◆ Goal: Gather every line holding the string "transforming".

◆ Exercise data:
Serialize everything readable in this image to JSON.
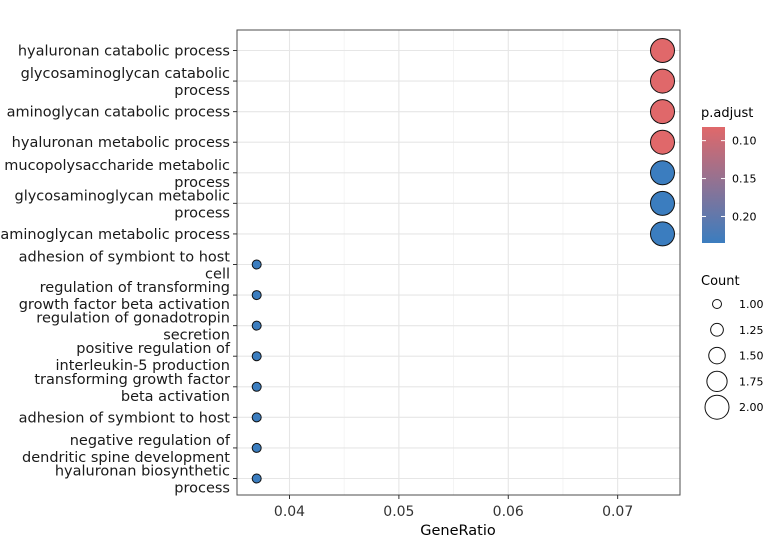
{
  "chart_data": {
    "type": "scatter",
    "xlabel": "GeneRatio",
    "ylabel": "",
    "xlim": [
      0.0352,
      0.0757
    ],
    "xticks": [
      0.04,
      0.05,
      0.06,
      0.07
    ],
    "xtick_labels": [
      "0.04",
      "0.05",
      "0.06",
      "0.07"
    ],
    "grid": true,
    "categories": [
      [
        "hyaluronan catabolic process"
      ],
      [
        "glycosaminoglycan catabolic",
        "process"
      ],
      [
        "aminoglycan catabolic process"
      ],
      [
        "hyaluronan metabolic process"
      ],
      [
        "mucopolysaccharide metabolic",
        "process"
      ],
      [
        "glycosaminoglycan metabolic",
        "process"
      ],
      [
        "aminoglycan metabolic process"
      ],
      [
        "adhesion of symbiont to host",
        "cell"
      ],
      [
        "regulation of transforming",
        "growth factor beta activation"
      ],
      [
        "regulation of gonadotropin",
        "secretion"
      ],
      [
        "positive regulation of",
        "interleukin-5 production"
      ],
      [
        "transforming growth factor",
        "beta activation"
      ],
      [
        "adhesion of symbiont to host"
      ],
      [
        "negative regulation of",
        "dendritic spine development"
      ],
      [
        "hyaluronan biosynthetic",
        "process"
      ]
    ],
    "points": [
      {
        "x": 0.0741,
        "count": 2,
        "p_adjust": 0.082
      },
      {
        "x": 0.0741,
        "count": 2,
        "p_adjust": 0.082
      },
      {
        "x": 0.0741,
        "count": 2,
        "p_adjust": 0.082
      },
      {
        "x": 0.0741,
        "count": 2,
        "p_adjust": 0.082
      },
      {
        "x": 0.0741,
        "count": 2,
        "p_adjust": 0.235
      },
      {
        "x": 0.0741,
        "count": 2,
        "p_adjust": 0.235
      },
      {
        "x": 0.0741,
        "count": 2,
        "p_adjust": 0.235
      },
      {
        "x": 0.037,
        "count": 1,
        "p_adjust": 0.235
      },
      {
        "x": 0.037,
        "count": 1,
        "p_adjust": 0.235
      },
      {
        "x": 0.037,
        "count": 1,
        "p_adjust": 0.235
      },
      {
        "x": 0.037,
        "count": 1,
        "p_adjust": 0.235
      },
      {
        "x": 0.037,
        "count": 1,
        "p_adjust": 0.235
      },
      {
        "x": 0.037,
        "count": 1,
        "p_adjust": 0.235
      },
      {
        "x": 0.037,
        "count": 1,
        "p_adjust": 0.235
      },
      {
        "x": 0.037,
        "count": 1,
        "p_adjust": 0.235
      }
    ],
    "color_legend": {
      "title": "p.adjust",
      "range": [
        0.082,
        0.235
      ],
      "ticks": [
        0.1,
        0.15,
        0.2
      ],
      "tick_labels": [
        "0.10",
        "0.15",
        "0.20"
      ],
      "color_low_value": "#E0686A",
      "color_high_value": "#3B7DBF"
    },
    "size_legend": {
      "title": "Count",
      "values": [
        1.0,
        1.25,
        1.5,
        1.75,
        2.0
      ],
      "labels": [
        "1.00",
        "1.25",
        "1.50",
        "1.75",
        "2.00"
      ]
    }
  }
}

◆ Output for this task:
        "regulation of transforming",
        "transforming growth factor",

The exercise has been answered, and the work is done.